#### [Task goal]
Collect each line containing "money".
## begin Stored data
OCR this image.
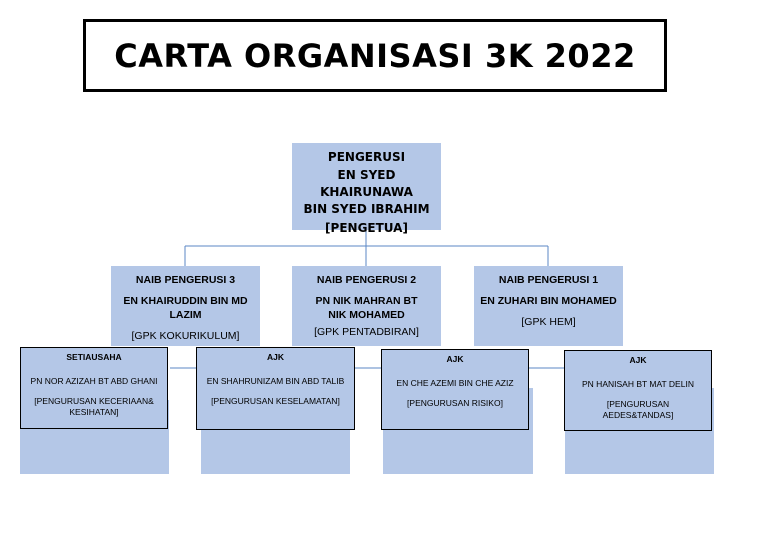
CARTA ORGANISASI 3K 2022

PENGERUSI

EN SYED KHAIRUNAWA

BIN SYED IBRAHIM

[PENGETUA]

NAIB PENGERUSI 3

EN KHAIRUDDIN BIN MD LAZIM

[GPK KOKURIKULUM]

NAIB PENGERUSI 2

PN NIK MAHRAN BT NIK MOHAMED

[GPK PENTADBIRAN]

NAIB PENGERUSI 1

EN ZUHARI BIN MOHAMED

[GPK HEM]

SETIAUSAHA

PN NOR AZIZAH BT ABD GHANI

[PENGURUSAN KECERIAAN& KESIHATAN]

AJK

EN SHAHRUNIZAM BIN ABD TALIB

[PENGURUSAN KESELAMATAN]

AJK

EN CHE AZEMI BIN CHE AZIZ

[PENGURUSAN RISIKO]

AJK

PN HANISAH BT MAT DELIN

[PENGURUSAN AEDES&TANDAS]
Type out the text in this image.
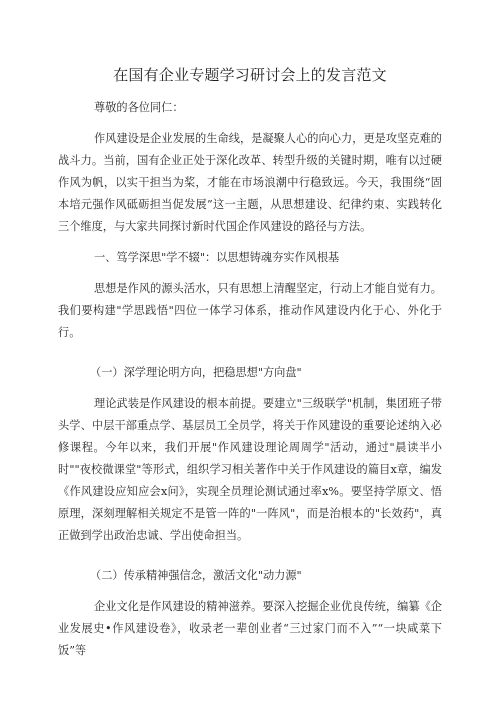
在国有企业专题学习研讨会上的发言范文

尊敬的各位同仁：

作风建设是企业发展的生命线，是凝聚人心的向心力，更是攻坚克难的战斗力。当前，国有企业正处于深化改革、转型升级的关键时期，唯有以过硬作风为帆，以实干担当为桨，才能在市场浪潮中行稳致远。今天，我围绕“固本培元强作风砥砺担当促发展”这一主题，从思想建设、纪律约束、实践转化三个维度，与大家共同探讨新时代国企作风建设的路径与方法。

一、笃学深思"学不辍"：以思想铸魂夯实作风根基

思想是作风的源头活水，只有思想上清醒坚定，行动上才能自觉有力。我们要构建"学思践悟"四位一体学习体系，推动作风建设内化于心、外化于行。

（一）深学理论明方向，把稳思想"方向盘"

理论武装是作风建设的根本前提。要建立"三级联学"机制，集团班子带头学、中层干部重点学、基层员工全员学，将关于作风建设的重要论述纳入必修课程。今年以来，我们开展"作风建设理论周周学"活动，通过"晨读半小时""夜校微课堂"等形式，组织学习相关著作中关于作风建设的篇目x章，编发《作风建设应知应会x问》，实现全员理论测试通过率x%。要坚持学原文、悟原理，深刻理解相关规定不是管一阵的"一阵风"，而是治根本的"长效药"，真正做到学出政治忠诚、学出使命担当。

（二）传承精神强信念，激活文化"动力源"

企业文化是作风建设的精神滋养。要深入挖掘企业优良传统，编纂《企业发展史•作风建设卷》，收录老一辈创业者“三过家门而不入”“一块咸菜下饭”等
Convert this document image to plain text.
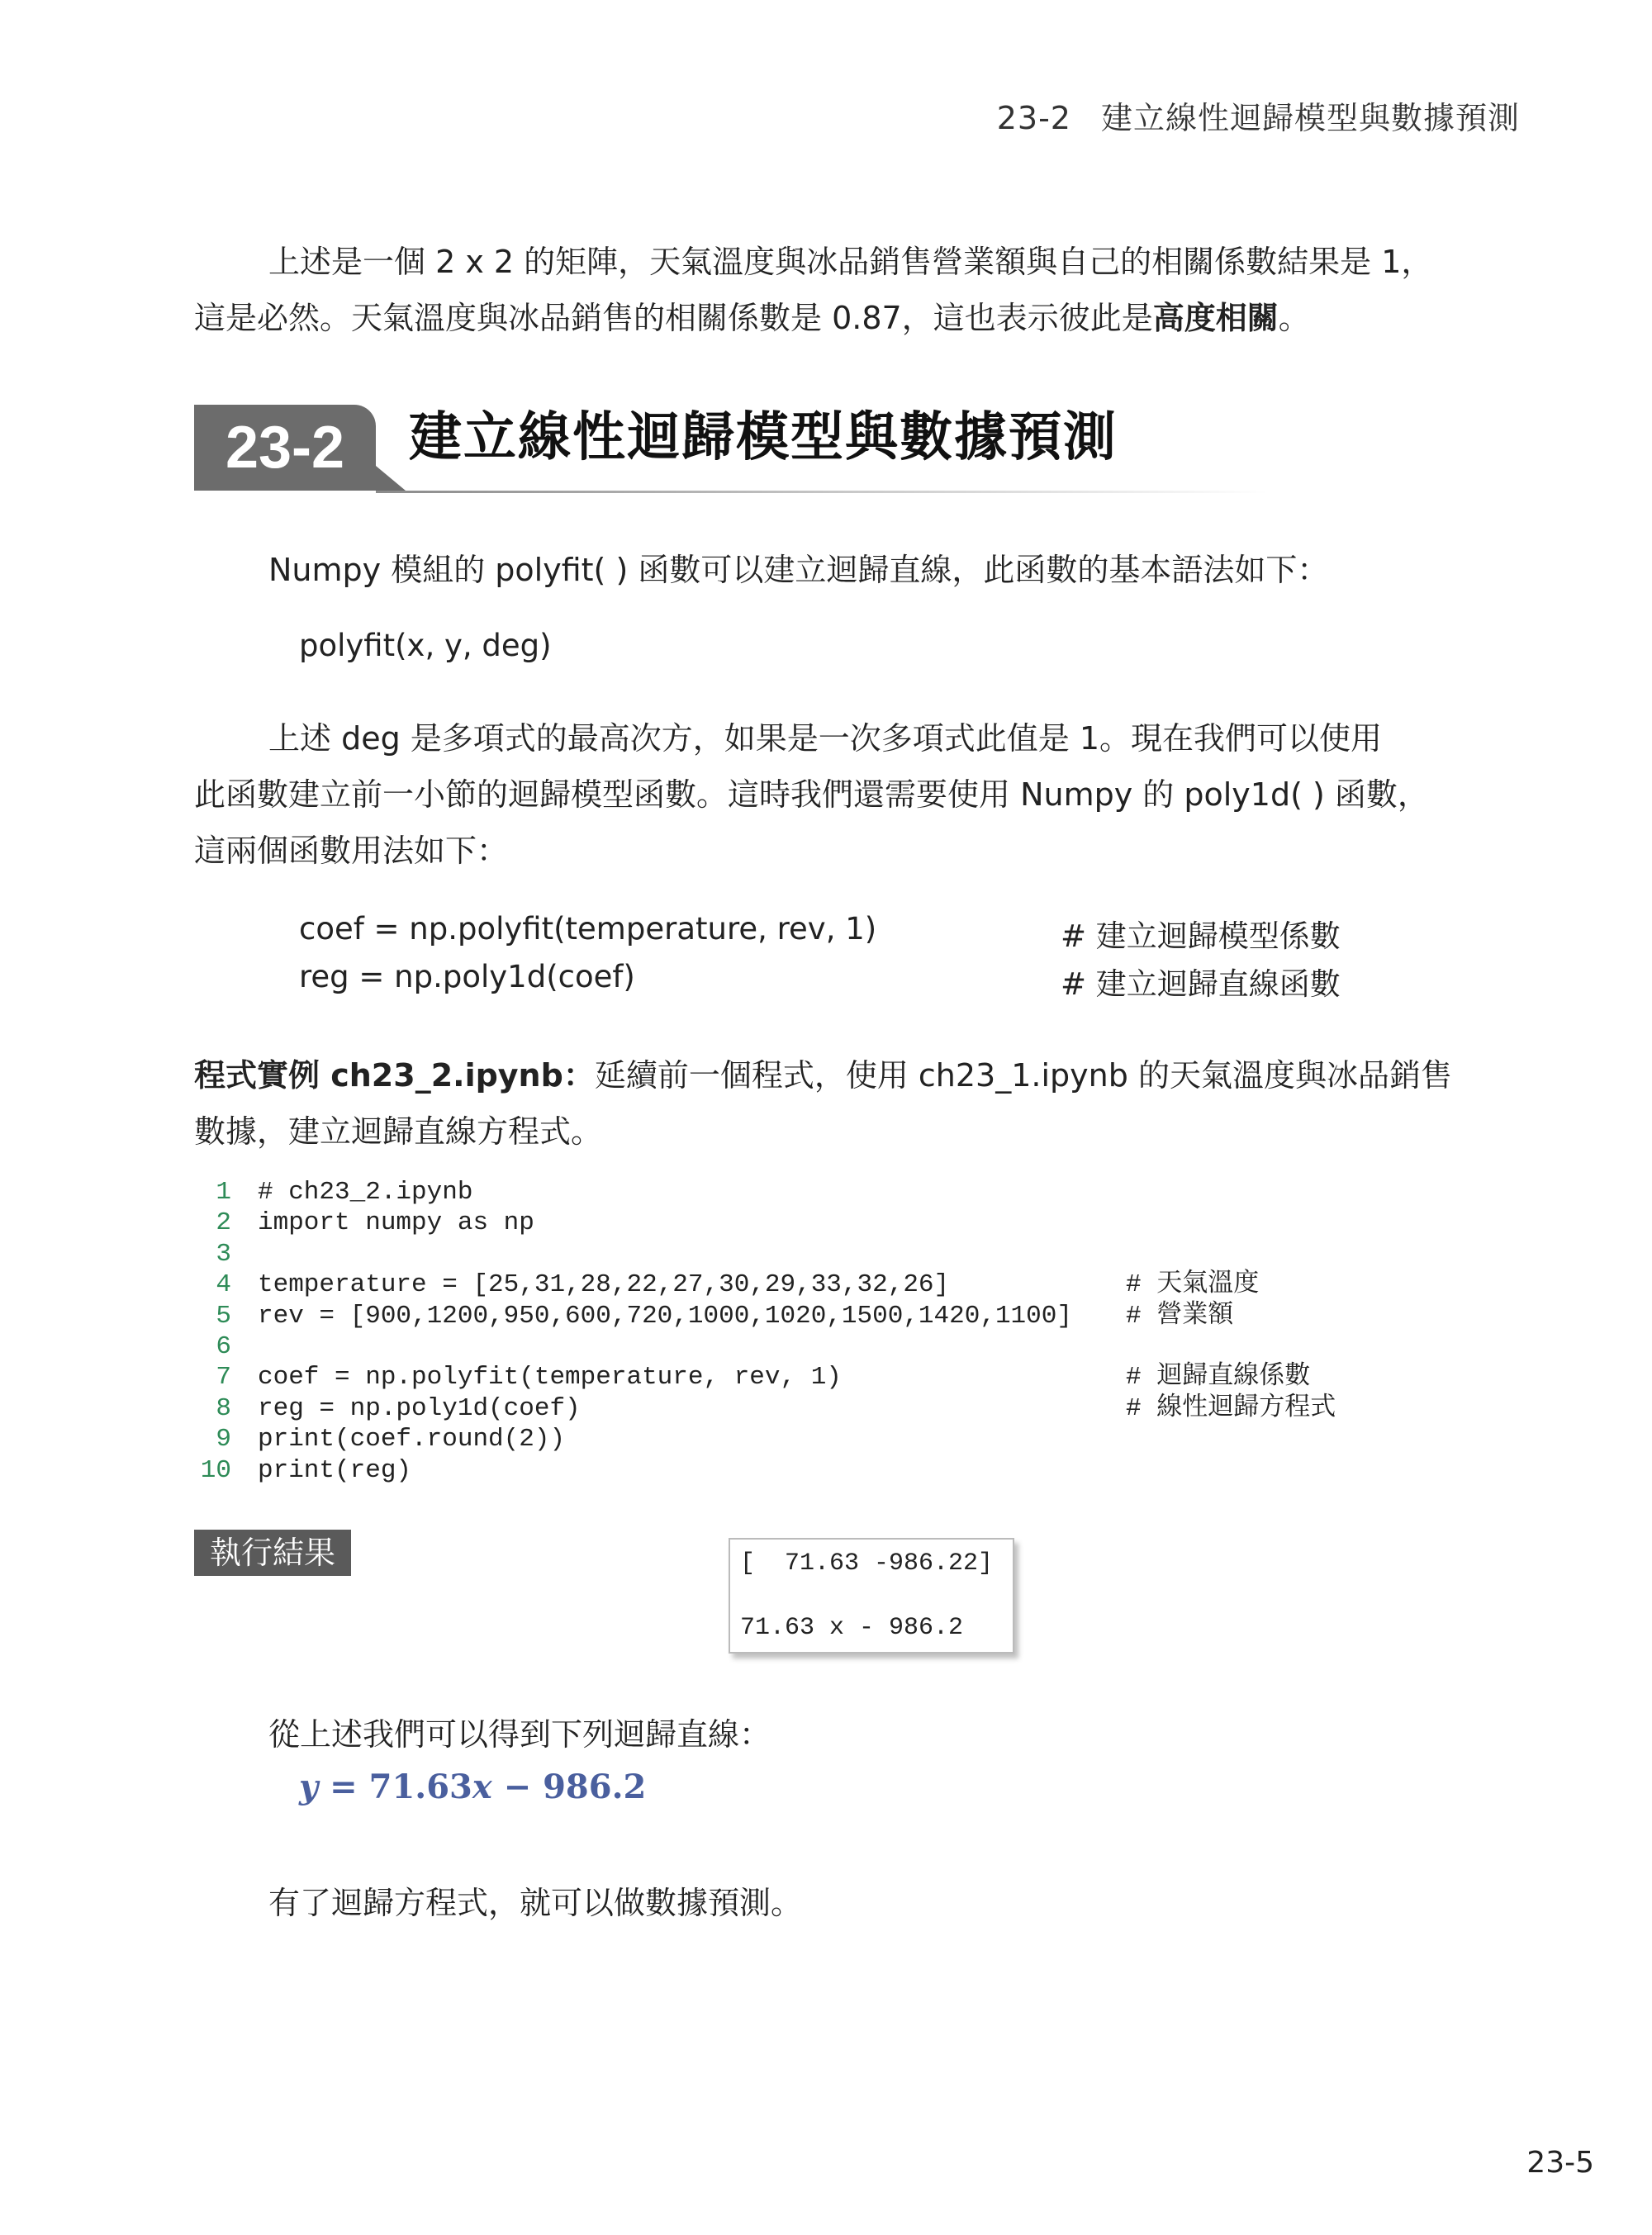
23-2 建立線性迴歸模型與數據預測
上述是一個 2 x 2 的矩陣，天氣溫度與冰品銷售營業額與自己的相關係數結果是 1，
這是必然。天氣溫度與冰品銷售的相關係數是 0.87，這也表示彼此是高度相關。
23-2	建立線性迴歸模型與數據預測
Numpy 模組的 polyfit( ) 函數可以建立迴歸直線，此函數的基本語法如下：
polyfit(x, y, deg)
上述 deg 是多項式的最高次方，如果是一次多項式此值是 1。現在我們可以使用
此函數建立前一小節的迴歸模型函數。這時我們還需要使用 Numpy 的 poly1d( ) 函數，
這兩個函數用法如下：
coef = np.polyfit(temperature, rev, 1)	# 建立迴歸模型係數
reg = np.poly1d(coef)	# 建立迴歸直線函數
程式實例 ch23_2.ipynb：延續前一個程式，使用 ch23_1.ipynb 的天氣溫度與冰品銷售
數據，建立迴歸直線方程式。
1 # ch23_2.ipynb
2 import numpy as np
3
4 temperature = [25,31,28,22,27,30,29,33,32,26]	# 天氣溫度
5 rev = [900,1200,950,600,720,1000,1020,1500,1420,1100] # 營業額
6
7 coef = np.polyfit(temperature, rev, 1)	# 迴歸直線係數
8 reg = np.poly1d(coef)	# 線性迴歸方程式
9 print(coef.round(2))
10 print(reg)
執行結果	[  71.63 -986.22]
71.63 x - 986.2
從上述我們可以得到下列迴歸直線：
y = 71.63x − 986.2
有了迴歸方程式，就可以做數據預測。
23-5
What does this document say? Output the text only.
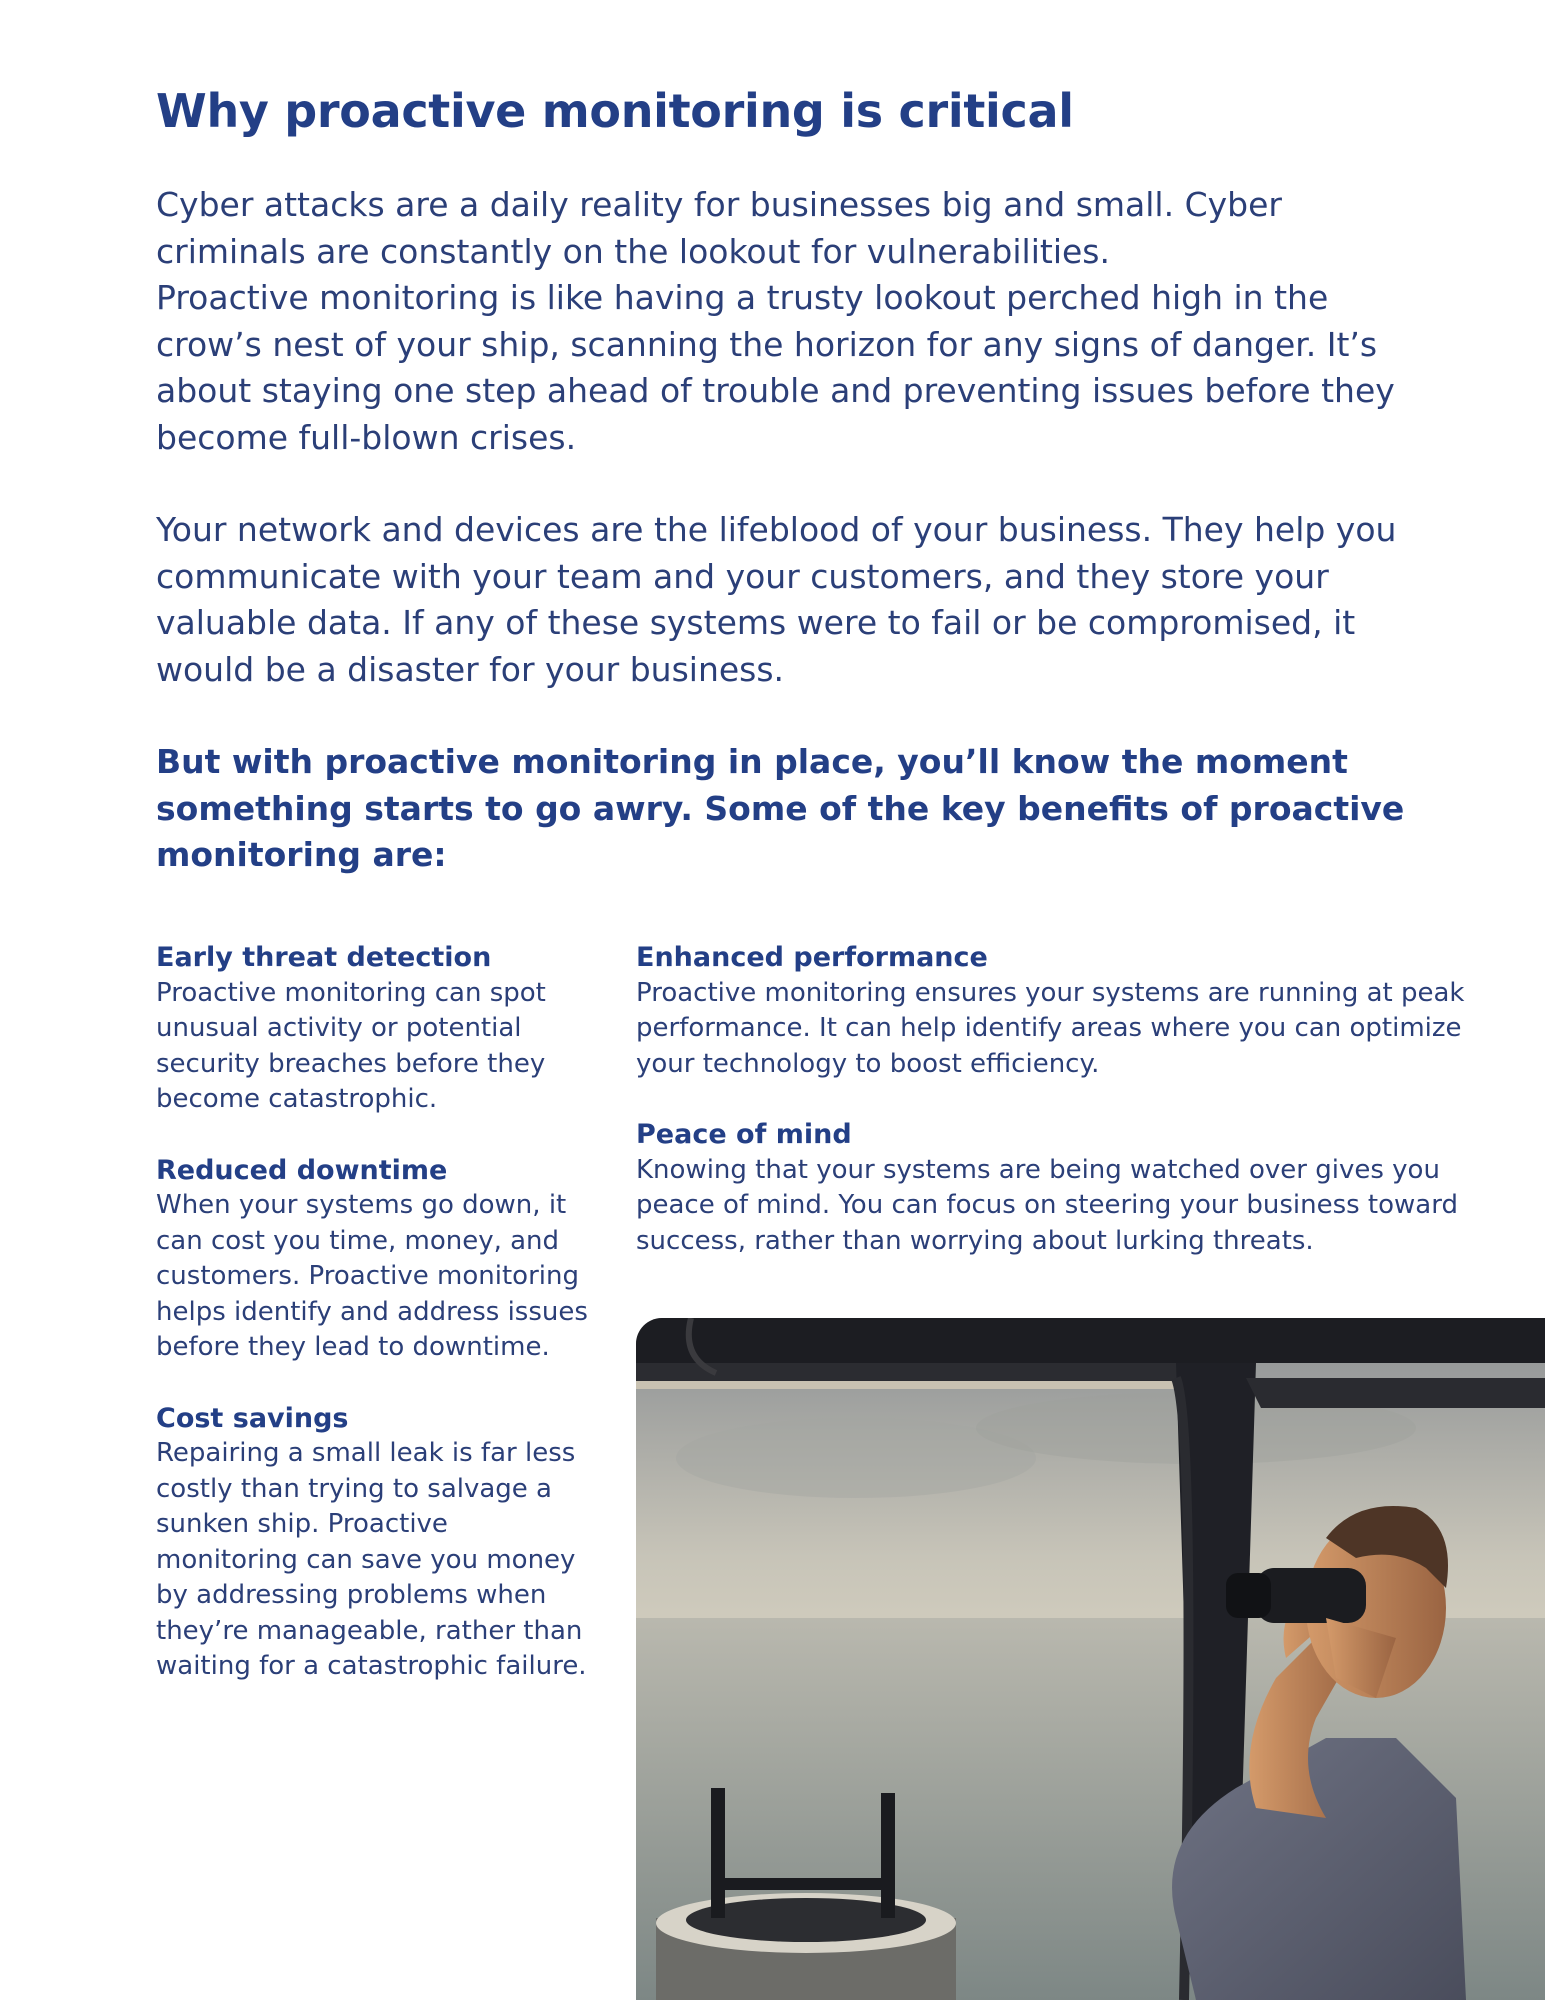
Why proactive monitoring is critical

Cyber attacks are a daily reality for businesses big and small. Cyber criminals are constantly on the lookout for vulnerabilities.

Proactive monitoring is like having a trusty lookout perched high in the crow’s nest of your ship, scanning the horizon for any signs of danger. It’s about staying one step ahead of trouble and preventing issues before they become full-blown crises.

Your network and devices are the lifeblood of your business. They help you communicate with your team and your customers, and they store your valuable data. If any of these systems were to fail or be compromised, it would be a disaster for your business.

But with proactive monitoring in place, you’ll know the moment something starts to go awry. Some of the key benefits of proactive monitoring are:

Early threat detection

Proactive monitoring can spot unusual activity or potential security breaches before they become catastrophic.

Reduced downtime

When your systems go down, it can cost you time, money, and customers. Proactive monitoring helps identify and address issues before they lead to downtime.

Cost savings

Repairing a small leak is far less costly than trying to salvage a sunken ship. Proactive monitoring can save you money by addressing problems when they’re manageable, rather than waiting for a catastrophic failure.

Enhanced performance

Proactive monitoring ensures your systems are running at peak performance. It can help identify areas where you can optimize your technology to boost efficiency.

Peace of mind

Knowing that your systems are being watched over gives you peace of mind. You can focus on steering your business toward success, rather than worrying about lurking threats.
## end Stored data
#### [Answer for the task]
When your systems go down, it can cost you time, money, and customers. Proactive monitoring helps identify and address issues before they lead to downtime.
Repairing a small leak is far less costly than trying to salvage a sunken ship. Proactive monitoring can save you money by addressing problems when they’re manageable, rather than waiting for a catastrophic failure.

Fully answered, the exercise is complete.